### What you should do
Would you set down every entry shown below, precisely as written?
--- begin Exercise data ---
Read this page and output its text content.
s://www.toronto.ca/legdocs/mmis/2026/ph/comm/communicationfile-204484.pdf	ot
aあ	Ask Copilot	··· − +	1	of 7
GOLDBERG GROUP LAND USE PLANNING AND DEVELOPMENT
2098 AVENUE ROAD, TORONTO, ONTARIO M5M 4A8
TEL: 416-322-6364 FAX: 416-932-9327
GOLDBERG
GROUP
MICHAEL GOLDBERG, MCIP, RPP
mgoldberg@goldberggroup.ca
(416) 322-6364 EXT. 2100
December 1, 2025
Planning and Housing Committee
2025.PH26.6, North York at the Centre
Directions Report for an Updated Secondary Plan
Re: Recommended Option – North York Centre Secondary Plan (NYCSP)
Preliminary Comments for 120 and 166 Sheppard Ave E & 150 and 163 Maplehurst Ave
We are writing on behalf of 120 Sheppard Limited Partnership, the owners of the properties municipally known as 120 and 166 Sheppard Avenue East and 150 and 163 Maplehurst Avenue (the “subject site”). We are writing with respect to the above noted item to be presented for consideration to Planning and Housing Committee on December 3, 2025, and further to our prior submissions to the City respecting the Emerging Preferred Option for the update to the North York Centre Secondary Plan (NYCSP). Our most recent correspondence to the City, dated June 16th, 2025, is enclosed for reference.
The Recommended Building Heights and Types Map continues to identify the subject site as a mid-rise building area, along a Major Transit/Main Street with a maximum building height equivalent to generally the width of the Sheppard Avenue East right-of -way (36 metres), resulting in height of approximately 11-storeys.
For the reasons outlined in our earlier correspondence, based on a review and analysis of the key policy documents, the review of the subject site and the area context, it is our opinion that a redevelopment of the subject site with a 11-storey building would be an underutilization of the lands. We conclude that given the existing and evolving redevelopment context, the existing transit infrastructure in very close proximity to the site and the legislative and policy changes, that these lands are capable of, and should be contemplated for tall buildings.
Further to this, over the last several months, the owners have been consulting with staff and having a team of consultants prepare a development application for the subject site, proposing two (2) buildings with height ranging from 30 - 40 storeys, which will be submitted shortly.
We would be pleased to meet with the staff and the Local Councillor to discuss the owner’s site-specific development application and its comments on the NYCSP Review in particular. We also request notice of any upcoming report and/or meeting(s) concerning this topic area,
--- end Exercise data ---
### Result
Read this page and output its text content.
s://www.toronto.ca/legdocs/mmis/2026/ph/comm/communicationfile-204484.pdf	ot
aあ	Ask Copilot	··· − +	1	of 7
GOLDBERG GROUP LAND USE PLANNING AND DEVELOPMENT
2098 AVENUE ROAD, TORONTO, ONTARIO M5M 4A8
TEL: 416-322-6364 FAX: 416-932-9327
GOLDBERG
GROUP
MICHAEL GOLDBERG, MCIP, RPP
mgoldberg@goldberggroup.ca
(416) 322-6364 EXT. 2100
December 1, 2025
Planning and Housing Committee
2025.PH26.6, North York at the Centre
Directions Report for an Updated Secondary Plan
Re: Recommended Option – North York Centre Secondary Plan (NYCSP)
Preliminary Comments for 120 and 166 Sheppard Ave E & 150 and 163 Maplehurst Ave
We are writing on behalf of 120 Sheppard Limited Partnership, the owners of the properties municipally known as 120 and 166 Sheppard Avenue East and 150 and 163 Maplehurst Avenue (the “subject site”). We are writing with respect to the above noted item to be presented for consideration to Planning and Housing Committee on December 3, 2025, and further to our prior submissions to the City respecting the Emerging Preferred Option for the update to the North York Centre Secondary Plan (NYCSP). Our most recent correspondence to the City, dated June 16th, 2025, is enclosed for reference.
The Recommended Building Heights and Types Map continues to identify the subject site as a mid-rise building area, along a Major Transit/Main Street with a maximum building height equivalent to generally the width of the Sheppard Avenue East right-of -way (36 metres), resulting in height of approximately 11-storeys.
For the reasons outlined in our earlier correspondence, based on a review and analysis of the key policy documents, the review of the subject site and the area context, it is our opinion that a redevelopment of the subject site with a 11-storey building would be an underutilization of the lands. We conclude that given the existing and evolving redevelopment context, the existing transit infrastructure in very close proximity to the site and the legislative and policy changes, that these lands are capable of, and should be contemplated for tall buildings.
Further to this, over the last several months, the owners have been consulting with staff and having a team of consultants prepare a development application for the subject site, proposing two (2) buildings with height ranging from 30 - 40 storeys, which will be submitted shortly.
We would be pleased to meet with the staff and the Local Councillor to discuss the owner’s site-specific development application and its comments on the NYCSP Review in particular. We also request notice of any upcoming report and/or meeting(s) concerning this topic area,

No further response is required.